- **To be done**: Pull every line holding the string "name" from the records below.
++++++++
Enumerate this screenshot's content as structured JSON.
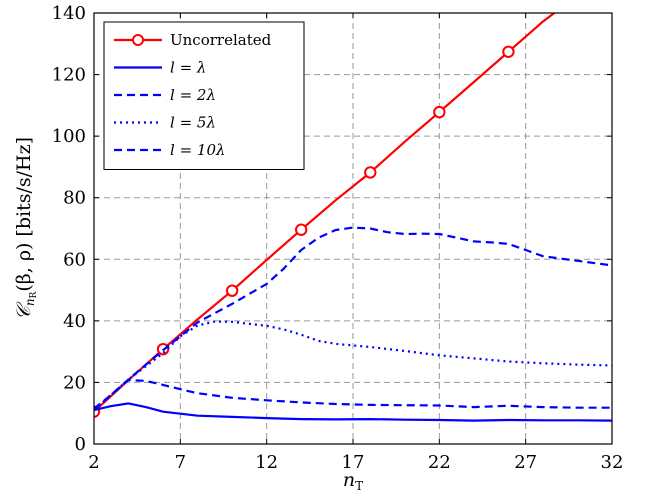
{
  "chart_data": {
    "type": "line",
    "xlabel": "n_T",
    "xlabel_main": "n",
    "xlabel_sub": "T",
    "ylabel": "C_{n_R}(β, ρ) [bits/s/Hz]",
    "ylabel_main": "𝒞",
    "ylabel_sub_n": "n",
    "ylabel_sub_r": "R",
    "ylabel_args": "(β, ρ)",
    "ylabel_units": "[bits/s/Hz]",
    "xlim": [
      2,
      32
    ],
    "ylim": [
      0,
      140
    ],
    "xticks": [
      2,
      7,
      12,
      17,
      22,
      27,
      32
    ],
    "yticks": [
      0,
      20,
      40,
      60,
      80,
      100,
      120,
      140
    ],
    "grid": true,
    "legend_position": "top-left",
    "series": [
      {
        "name": "Uncorrelated",
        "color": "#ff0000",
        "style": "solid",
        "marker": "circle",
        "markers_x": [
          2,
          6,
          10,
          14,
          18,
          22,
          26
        ],
        "x": [
          2,
          4,
          6,
          8,
          10,
          12,
          14,
          16,
          18,
          20,
          22,
          24,
          26,
          28,
          29
        ],
        "y": [
          10.5,
          20.8,
          30.8,
          40.5,
          49.8,
          59.8,
          69.6,
          79.2,
          88.2,
          98.2,
          107.8,
          117.6,
          127.4,
          137.2,
          141.5
        ]
      },
      {
        "name": "l = λ",
        "color": "#0000ff",
        "style": "solid",
        "x": [
          2,
          3,
          4,
          5,
          6,
          8,
          10,
          12,
          14,
          16,
          18,
          20,
          22,
          24,
          26,
          28,
          30,
          32
        ],
        "y": [
          11,
          12.3,
          13.2,
          12,
          10.5,
          9.2,
          8.8,
          8.4,
          8.1,
          8.0,
          8.1,
          7.9,
          7.8,
          7.6,
          7.8,
          7.7,
          7.7,
          7.6
        ]
      },
      {
        "name": "l = 2λ",
        "color": "#0000ff",
        "style": "dashed",
        "x": [
          2,
          3,
          4,
          5,
          6,
          7,
          8,
          10,
          12,
          14,
          16,
          18,
          20,
          22,
          24,
          26,
          28,
          30,
          32
        ],
        "y": [
          11.5,
          16,
          20.8,
          20.5,
          19.2,
          17.8,
          16.5,
          15,
          14.2,
          13.5,
          13,
          12.7,
          12.6,
          12.5,
          12,
          12.4,
          12,
          11.8,
          11.8
        ]
      },
      {
        "name": "l = 5λ",
        "color": "#0000ff",
        "style": "dotted",
        "x": [
          2,
          4,
          6,
          7,
          8,
          9,
          10,
          11,
          12,
          13,
          14,
          15,
          16,
          18,
          20,
          22,
          24,
          26,
          28,
          30,
          32
        ],
        "y": [
          11,
          21,
          29.5,
          35,
          38.5,
          39.8,
          39.7,
          39,
          38.4,
          37.2,
          35.5,
          33.5,
          32.5,
          31.5,
          30.2,
          28.8,
          27.8,
          26.8,
          26.2,
          25.8,
          25.5
        ]
      },
      {
        "name": "l = 10λ",
        "color": "#0000ff",
        "style": "dashed",
        "x": [
          2,
          4,
          6,
          8,
          10,
          12,
          13,
          14,
          15,
          16,
          17,
          18,
          19,
          20,
          21,
          22,
          23,
          24,
          25,
          26,
          27,
          28,
          30,
          32
        ],
        "y": [
          11,
          21,
          30.5,
          39.5,
          45.5,
          52,
          57,
          63,
          67,
          69.5,
          70.3,
          70,
          68.8,
          68.2,
          68.3,
          68.2,
          67,
          65.8,
          65.5,
          65,
          63,
          61,
          59.5,
          58
        ]
      }
    ]
  }
}
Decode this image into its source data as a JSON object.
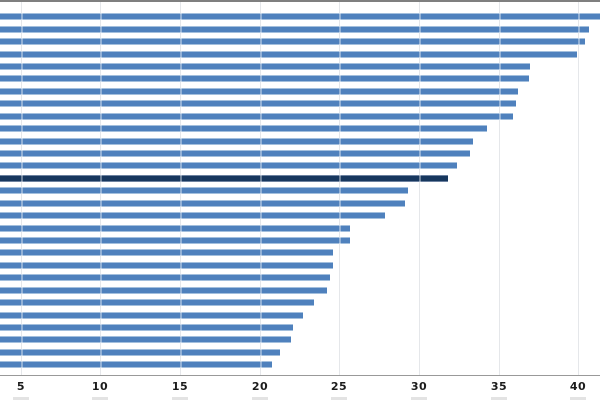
{
  "chart_data": {
    "type": "bar",
    "orientation": "horizontal",
    "title": "",
    "xlabel": "",
    "ylabel": "",
    "legend_position": "none",
    "grid": true,
    "x_ticks": [
      5,
      10,
      15,
      20,
      25,
      30,
      35,
      40
    ],
    "visible_x_range": [
      3.7,
      41.4
    ],
    "values": [
      41.6,
      40.7,
      40.4,
      39.9,
      37.0,
      36.9,
      36.2,
      36.1,
      35.9,
      34.3,
      33.4,
      33.2,
      32.4,
      31.8,
      29.3,
      29.1,
      27.9,
      25.7,
      25.7,
      24.6,
      24.6,
      24.4,
      24.2,
      23.4,
      22.7,
      22.1,
      22.0,
      21.3,
      20.8
    ],
    "highlight_index": 13,
    "highlight_value": 31.8,
    "bar_count": 29,
    "clipping": {
      "left_edge_cropped": true,
      "first_bar_cropped_right": true,
      "category_labels_visible": false
    },
    "colors": {
      "bar": "#4f81bd",
      "bar_edge": "#a3bfdd",
      "highlight_bar": "#17375e",
      "highlight_bar_edge": "#6d82a0",
      "gridline": "#d5d8dd",
      "axis_line": "#999999",
      "top_border": "#7f7f7f",
      "tick_label": "#1c1c1c",
      "bottom_mark": "#d9d9d9",
      "background": "#ffffff"
    }
  }
}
++++++++
- **Solution**:
        "name": "Uncorrelated",
        "name": "l = λ",
        "name": "l = 2λ",
        "name": "l = 5λ",
        "name": "l = 10λ",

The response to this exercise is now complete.